Transcription dataset entries
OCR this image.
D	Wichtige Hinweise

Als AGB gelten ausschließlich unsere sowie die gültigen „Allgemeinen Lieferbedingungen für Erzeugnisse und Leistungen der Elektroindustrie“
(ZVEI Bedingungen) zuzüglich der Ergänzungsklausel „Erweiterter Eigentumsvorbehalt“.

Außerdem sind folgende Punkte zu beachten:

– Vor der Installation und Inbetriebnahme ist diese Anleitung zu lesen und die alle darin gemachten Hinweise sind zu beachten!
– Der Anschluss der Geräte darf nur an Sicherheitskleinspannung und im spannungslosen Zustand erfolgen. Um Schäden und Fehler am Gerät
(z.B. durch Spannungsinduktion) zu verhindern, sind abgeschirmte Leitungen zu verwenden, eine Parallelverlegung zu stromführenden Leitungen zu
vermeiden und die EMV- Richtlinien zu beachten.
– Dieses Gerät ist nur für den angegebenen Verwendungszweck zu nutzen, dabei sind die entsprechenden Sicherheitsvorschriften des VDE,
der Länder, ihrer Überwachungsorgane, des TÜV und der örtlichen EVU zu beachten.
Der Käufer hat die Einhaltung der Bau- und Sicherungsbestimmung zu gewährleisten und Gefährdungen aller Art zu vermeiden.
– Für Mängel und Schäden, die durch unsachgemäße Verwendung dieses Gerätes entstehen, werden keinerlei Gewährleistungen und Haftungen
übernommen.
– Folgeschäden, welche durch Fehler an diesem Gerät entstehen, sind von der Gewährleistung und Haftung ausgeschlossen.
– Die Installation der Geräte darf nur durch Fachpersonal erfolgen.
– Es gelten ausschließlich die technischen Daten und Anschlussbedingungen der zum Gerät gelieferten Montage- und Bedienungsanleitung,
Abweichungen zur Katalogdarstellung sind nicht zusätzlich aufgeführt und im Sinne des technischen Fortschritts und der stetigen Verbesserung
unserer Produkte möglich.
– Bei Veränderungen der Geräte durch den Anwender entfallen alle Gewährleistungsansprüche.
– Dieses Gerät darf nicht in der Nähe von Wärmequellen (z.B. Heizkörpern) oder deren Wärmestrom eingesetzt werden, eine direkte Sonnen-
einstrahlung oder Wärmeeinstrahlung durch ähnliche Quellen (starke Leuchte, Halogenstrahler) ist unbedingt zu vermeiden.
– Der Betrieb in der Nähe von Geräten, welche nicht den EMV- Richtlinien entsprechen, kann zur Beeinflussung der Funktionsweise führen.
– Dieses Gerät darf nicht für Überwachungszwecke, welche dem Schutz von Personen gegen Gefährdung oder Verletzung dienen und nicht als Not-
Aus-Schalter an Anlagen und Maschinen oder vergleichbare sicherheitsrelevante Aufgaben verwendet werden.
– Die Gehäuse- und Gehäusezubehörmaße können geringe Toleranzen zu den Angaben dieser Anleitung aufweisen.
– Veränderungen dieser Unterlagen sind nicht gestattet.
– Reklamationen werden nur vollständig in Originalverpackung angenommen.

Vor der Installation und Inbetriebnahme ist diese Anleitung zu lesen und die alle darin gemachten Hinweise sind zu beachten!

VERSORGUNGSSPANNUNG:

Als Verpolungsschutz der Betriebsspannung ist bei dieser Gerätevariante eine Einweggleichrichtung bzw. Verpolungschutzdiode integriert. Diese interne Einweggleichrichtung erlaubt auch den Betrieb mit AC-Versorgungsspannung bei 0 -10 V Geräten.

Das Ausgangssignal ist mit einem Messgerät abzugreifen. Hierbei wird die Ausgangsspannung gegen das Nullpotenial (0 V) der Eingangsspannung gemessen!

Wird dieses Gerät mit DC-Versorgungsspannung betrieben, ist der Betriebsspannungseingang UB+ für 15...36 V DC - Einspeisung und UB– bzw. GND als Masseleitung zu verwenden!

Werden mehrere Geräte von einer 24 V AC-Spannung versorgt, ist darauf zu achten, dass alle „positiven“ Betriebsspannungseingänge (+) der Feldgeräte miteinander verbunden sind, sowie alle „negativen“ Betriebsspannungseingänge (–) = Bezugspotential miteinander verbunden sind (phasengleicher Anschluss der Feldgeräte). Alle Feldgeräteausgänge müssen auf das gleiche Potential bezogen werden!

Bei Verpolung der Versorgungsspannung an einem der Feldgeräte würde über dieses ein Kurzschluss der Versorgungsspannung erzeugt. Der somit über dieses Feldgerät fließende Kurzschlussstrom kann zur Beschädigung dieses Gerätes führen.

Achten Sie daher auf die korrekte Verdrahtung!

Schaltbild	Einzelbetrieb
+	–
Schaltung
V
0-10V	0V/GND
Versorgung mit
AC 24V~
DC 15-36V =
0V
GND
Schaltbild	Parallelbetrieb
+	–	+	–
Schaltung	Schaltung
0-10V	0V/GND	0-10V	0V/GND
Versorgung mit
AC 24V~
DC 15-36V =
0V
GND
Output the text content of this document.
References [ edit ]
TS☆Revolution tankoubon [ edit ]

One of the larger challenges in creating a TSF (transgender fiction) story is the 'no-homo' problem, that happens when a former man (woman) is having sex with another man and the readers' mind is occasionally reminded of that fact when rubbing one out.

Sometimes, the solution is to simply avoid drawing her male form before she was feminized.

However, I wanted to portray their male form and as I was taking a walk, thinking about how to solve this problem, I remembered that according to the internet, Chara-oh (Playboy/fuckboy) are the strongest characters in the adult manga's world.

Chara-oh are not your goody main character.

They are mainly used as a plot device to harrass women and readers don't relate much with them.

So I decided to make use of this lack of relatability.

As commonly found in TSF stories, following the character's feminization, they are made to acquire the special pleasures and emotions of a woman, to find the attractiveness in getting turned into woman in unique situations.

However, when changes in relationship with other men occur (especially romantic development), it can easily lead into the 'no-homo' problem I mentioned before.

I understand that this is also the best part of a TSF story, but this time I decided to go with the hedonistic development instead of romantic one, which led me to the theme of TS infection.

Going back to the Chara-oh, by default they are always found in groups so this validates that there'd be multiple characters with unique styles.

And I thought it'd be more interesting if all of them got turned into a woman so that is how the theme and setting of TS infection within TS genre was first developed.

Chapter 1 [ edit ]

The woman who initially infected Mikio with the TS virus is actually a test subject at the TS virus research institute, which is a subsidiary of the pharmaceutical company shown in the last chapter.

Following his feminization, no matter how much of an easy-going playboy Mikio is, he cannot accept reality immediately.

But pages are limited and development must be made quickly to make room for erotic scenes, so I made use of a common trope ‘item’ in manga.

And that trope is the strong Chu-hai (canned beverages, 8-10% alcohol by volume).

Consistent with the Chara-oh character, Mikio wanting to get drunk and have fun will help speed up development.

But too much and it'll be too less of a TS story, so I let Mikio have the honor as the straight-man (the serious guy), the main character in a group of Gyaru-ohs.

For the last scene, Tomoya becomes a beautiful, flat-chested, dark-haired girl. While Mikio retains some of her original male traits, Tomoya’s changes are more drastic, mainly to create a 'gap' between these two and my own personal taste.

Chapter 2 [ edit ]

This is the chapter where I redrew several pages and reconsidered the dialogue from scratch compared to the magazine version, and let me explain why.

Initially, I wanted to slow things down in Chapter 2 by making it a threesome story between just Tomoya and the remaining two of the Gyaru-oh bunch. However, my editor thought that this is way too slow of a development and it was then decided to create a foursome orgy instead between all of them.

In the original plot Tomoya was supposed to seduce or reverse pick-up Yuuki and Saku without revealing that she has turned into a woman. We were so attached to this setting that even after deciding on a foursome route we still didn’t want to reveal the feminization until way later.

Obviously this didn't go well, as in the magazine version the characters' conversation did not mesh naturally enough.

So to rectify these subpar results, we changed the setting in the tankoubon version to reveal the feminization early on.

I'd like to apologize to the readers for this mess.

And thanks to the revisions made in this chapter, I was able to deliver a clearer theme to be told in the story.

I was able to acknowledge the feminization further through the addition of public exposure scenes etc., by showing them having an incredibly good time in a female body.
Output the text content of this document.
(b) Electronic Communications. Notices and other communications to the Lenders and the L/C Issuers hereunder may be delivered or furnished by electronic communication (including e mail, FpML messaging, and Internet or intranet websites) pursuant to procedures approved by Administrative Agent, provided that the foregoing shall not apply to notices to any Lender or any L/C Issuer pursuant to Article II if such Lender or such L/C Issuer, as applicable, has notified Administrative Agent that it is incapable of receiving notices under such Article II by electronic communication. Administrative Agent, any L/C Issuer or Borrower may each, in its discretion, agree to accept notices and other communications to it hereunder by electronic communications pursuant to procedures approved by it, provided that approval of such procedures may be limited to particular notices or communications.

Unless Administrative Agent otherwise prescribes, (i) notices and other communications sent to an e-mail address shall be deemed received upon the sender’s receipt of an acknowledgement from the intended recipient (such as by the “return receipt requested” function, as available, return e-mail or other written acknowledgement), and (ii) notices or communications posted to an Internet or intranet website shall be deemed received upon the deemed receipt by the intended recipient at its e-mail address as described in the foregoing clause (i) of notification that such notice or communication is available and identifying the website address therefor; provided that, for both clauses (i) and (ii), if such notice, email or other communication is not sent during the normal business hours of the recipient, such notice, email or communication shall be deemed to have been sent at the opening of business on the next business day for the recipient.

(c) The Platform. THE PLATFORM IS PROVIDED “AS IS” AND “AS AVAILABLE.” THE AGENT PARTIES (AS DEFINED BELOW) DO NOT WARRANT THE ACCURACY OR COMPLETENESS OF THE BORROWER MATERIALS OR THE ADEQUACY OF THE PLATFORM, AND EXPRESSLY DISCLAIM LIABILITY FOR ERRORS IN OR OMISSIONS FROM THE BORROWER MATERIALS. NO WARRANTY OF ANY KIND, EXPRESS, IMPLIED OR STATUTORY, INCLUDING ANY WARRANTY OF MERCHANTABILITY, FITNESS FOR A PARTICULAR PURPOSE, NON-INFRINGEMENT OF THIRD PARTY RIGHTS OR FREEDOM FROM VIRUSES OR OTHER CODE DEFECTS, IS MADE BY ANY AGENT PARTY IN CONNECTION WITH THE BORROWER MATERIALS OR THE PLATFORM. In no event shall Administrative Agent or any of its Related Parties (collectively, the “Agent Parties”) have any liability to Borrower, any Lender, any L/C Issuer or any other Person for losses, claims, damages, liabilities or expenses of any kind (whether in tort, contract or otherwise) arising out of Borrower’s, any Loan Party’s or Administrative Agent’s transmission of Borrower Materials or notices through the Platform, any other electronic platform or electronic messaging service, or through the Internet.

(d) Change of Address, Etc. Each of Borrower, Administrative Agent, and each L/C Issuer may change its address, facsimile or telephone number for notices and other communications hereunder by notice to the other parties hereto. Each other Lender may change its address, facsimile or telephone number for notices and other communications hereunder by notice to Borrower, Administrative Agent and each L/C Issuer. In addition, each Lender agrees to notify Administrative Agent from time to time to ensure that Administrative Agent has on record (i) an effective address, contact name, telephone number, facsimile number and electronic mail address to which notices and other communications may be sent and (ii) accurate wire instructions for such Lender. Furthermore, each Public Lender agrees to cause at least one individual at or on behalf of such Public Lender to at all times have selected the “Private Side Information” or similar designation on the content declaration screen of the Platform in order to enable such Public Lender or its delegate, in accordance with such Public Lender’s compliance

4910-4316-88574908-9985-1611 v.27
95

### Work order
For the string "foursome", tally the lines above that contain it and give only the figure.

### Exercise response
2